This bread is great as a baguette or a sandwhich loaf- it makes two medium sized loaves. It is a good standard sourdough recipe that I got from the “Baker’s Apprentice” by Peter Reinhart. It actually isn’t as much work as it appears, but it does take some time for all that delicious wild yeast to ferment. So, make sure to read the recipe ahead of time and allow yourself a couple of days at least for the process. You can do it!

For the Starter:

  • lots of organice whole wheat or rye flour
  • water

To Make the Starter:

  1. Mix 1/2 cup water with 1/2 cup flour in a small bowl. Cover loosely with plastic wrap.
  2. Place the bowl somewhere relatively warm (65-85 degrees).
  3. Every 12 hours (about twice a day) discard 1/2 of the starter. (Until it is fully mature, you need to throw the discarded starter away. Once it is mature, you can save the discard and use it to make things like pizza dough and pancakes.) After you’ve discarded half, feed the starter another 1/2 cup water and 1/2 cup flour. Stir and cover with plastic wrap.
  4. Once your starter is doubling in size between feedings, it is fully mature and ready to bake with. If it doesn’t double, your bread won’t rise! This could only take one week to occur, but in my case it took several, so be patient. Also, it may double in size and fall again before you check on it, so check the sides for indication that the starter has risen.

== WHAT IS EXPECTED ==
Continue the sourdough bread recipe above from where it stops.

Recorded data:
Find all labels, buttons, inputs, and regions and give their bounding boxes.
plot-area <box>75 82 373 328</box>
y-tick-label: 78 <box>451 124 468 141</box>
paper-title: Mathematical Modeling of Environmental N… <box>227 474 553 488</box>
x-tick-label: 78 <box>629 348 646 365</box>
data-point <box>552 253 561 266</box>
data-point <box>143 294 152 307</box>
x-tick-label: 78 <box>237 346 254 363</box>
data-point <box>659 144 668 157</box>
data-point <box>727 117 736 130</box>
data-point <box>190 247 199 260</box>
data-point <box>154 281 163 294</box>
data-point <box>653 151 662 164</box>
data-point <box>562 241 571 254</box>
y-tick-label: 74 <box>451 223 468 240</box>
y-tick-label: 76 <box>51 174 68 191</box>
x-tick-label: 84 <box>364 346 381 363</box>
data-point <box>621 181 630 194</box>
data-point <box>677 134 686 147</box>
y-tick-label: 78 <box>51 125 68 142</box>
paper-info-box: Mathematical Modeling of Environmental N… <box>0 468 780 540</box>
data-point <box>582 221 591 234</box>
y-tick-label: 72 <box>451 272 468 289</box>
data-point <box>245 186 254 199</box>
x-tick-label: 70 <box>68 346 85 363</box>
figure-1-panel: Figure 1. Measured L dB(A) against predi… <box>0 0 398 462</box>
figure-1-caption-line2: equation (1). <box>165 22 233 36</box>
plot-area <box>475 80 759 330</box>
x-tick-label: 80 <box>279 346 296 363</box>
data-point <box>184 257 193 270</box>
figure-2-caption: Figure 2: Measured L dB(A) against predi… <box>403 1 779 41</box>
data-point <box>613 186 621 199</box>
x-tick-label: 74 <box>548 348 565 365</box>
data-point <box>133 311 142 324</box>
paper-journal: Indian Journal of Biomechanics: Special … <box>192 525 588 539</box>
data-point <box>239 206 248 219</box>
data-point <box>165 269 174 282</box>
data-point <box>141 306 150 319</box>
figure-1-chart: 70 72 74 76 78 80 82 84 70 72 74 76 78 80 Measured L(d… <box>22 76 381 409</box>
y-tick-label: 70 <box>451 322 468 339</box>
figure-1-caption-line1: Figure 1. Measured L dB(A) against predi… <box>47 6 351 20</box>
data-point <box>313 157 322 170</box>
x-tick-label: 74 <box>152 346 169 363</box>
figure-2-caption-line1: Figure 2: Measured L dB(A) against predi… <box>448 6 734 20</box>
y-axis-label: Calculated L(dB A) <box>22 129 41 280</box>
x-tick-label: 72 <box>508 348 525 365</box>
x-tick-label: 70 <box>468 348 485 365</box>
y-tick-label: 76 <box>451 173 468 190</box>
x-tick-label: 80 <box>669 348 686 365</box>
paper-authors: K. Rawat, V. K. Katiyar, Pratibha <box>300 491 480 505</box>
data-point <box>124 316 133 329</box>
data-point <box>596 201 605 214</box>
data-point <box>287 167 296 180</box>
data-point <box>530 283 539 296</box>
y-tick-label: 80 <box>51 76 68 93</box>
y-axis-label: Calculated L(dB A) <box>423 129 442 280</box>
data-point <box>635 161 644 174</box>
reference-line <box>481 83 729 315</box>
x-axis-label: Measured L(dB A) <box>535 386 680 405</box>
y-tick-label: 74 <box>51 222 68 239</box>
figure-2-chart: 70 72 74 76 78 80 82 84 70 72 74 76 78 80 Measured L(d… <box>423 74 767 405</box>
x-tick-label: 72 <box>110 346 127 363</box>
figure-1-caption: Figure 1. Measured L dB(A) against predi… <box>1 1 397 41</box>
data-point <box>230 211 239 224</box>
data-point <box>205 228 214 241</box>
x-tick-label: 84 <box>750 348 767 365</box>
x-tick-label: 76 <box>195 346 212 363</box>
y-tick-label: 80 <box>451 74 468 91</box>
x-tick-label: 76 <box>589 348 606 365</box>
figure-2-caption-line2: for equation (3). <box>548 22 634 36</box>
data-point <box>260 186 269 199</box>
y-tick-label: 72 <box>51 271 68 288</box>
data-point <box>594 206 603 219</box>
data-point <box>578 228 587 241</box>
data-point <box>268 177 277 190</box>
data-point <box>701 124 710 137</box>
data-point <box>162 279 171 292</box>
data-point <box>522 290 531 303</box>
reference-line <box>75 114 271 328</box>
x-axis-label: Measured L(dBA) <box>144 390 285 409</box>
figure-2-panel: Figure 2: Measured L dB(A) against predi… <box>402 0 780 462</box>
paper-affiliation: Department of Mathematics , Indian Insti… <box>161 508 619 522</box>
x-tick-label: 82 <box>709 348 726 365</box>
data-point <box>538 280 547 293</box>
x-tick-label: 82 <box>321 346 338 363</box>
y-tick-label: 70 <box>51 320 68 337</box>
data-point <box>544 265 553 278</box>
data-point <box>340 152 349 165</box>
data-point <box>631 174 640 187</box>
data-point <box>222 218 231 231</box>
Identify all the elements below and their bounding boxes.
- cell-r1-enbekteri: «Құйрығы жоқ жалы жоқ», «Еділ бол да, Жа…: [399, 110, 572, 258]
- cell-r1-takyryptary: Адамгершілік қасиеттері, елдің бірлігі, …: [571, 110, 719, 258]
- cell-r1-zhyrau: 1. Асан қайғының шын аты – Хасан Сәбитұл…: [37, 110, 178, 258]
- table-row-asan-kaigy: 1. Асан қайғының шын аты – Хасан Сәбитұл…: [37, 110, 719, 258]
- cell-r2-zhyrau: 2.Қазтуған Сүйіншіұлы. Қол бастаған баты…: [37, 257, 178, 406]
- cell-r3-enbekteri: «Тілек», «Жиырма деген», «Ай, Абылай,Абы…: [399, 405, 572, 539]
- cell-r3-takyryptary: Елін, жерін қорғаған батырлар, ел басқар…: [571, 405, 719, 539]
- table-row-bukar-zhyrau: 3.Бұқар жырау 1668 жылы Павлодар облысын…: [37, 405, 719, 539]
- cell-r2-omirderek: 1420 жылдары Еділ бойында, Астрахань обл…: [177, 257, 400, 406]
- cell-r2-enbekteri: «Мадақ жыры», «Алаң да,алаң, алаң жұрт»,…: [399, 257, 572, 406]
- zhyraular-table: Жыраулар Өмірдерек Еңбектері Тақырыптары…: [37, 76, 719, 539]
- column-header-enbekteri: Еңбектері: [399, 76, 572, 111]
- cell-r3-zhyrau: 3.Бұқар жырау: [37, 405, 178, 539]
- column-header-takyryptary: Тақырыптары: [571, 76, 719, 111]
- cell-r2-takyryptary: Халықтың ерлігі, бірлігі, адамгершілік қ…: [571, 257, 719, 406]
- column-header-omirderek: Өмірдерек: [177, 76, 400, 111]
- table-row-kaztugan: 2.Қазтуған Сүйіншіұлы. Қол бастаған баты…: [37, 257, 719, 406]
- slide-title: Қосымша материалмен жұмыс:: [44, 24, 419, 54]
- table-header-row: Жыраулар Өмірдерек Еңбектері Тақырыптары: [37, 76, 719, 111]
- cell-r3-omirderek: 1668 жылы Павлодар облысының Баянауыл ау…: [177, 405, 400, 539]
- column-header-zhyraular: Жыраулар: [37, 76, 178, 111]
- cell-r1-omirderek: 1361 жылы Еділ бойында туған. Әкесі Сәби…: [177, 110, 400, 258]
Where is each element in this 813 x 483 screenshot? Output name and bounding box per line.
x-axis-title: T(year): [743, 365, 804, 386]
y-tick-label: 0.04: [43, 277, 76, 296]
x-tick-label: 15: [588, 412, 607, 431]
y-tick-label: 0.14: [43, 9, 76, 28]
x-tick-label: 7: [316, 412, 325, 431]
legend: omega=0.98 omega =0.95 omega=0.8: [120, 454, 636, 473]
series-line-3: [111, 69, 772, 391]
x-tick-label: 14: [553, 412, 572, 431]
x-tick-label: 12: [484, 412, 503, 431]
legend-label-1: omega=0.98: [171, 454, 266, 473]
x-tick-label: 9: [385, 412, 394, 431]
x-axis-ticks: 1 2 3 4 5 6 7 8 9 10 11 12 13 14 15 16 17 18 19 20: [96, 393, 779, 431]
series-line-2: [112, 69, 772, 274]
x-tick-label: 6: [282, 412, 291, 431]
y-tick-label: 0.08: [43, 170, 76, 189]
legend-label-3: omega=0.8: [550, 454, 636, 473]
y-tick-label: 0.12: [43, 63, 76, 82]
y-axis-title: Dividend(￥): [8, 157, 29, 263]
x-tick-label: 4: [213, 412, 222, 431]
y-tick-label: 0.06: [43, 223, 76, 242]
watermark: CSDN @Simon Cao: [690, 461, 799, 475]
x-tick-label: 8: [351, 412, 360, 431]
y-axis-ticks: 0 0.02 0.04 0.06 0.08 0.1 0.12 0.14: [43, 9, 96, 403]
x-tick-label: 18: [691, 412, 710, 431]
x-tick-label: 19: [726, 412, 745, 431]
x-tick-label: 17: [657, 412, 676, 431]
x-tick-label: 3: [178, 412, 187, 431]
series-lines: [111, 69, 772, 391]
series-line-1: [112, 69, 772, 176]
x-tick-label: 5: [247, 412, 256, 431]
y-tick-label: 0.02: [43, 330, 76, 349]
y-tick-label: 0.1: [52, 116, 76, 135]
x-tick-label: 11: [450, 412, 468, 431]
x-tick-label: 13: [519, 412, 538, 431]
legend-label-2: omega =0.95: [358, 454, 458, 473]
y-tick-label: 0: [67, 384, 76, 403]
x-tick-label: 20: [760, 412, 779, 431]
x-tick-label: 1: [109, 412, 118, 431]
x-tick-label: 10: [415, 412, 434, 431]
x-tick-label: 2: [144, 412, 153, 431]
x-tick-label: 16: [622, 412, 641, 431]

== TASK RESULT ==
  5. Once your starter is mature, you can move it to the fridge and discard/feed it once a week. When you want to bake with it again, you’ll need to take it out of the fridge a couple of days in advance and feed it every 12 hours to revive it and make enough starter as needed for your recipe.

For the Sponge:

  • 2/3 cup starter
  • 1 cup bread flour
  • 1/8 to 1/4 cup water

To Make the Sponge:

  1. Remove the started from the refrigerator at least 1 hour before making the sponge.
  2. Mix the starter, flour, and 1/8 cup water in a small bowl with a wooden spoon, adding more water if needed to form a small ball of dough.
  3. Transfer the sponge to a lightly oiled bowl and cover with a damp towel.
  4. Allow the sponge to ferment at room temperature for 4 hours or until it has doubled in size.
  5. Put the covered sponge in the refrigerator overnight.

For the Bread:

  • 4 1/2 cups bread flour
  • 2 teaspoons salt
  • 1 1/2-1 3/4 lukewarm water
  • semolina flour or cornmeal for dusting

To Make the Bread:

  1. Remove the sponge from the refrigerator one hour before making the dough.
  2. Cut the sponge into 10 small pieces, set aside.
  3. Mix the flour and salt in the bowl of a stand mixer.
  4. Stir on low speed with the paddle attachment, adding the pieces of sponge and as much water as needed to form a ball.
  5. Mix with the dough hook on medium-low speed for 4 minutes. Adjust the water and flour as needed- the dough should be firm, but tacky.
  6. Transfer the dough to a lightly oiled bowl and cover with a damp towel.
  7. Allow the dough to ferment at room temperature for 4 hours or until it has doubled in size.
  8. Line a sheet pan with parchment paper and sprinkle with semolina flour or cornmeal.
  9. Gently remove the dough from the bowl and divide into 2 equal pieces.
  10. Shape the pieces into loaves and place on the sheet pan.
  11. Cover with loosely with plastic wrap and allow to rise for 2-3 hours or overnight in the refrigerator (if rising overnight, remove from the fridge about 4 hours before baking).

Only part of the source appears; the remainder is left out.